__Description of the task__:
Collect all the lines that mention the word "color".

__Records supplied__:
[start]
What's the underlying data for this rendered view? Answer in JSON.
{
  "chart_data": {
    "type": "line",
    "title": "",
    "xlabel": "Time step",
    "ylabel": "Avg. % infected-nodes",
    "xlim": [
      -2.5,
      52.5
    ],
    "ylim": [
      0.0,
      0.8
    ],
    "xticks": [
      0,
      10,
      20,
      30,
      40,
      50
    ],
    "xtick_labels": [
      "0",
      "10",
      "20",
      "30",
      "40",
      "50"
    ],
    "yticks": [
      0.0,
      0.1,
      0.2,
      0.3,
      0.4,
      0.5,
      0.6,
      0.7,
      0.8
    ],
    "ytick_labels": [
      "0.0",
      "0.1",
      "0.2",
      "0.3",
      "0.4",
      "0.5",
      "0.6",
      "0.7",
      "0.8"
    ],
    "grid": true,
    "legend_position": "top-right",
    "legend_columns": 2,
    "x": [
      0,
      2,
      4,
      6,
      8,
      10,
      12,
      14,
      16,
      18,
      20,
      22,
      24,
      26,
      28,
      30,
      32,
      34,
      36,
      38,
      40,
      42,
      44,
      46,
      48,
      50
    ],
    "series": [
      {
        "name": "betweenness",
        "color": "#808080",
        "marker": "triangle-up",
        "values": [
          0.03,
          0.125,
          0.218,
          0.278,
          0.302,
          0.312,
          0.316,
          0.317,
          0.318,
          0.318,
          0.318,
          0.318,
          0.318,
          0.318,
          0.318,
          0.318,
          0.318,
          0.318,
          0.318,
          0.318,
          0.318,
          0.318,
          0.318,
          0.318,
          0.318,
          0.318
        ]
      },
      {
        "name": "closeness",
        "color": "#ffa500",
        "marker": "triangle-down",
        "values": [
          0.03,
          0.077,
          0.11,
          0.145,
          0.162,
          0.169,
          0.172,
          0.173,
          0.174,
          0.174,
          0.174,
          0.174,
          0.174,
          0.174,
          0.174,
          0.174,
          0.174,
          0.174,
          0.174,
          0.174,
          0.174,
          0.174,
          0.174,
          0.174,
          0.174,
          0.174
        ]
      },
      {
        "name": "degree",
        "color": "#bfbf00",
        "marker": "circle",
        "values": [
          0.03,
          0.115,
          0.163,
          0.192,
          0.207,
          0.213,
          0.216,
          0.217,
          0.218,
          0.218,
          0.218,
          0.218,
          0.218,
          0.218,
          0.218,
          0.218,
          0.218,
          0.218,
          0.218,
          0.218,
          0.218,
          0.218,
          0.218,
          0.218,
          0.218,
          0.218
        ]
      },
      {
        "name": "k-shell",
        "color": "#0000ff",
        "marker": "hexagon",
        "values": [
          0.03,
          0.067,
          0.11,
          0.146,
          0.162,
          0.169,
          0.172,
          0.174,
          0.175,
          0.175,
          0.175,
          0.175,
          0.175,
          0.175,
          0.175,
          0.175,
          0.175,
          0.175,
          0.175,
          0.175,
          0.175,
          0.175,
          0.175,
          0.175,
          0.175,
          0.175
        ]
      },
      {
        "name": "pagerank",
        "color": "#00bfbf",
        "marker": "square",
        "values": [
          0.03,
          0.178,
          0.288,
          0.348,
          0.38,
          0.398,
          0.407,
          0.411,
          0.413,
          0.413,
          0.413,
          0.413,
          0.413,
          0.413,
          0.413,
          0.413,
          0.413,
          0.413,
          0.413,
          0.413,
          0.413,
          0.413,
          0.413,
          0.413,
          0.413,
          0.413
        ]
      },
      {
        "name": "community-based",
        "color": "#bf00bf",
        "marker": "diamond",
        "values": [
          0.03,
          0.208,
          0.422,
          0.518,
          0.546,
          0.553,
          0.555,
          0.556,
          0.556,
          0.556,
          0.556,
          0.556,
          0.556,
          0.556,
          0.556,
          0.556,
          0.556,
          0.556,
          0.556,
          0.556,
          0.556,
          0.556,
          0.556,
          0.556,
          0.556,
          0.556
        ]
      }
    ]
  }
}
[end]
__Exercise solution__:
        "color": "#808080",
        "color": "#ffa500",
        "color": "#bfbf00",
        "color": "#0000ff",
        "color": "#00bfbf",
        "color": "#bf00bf",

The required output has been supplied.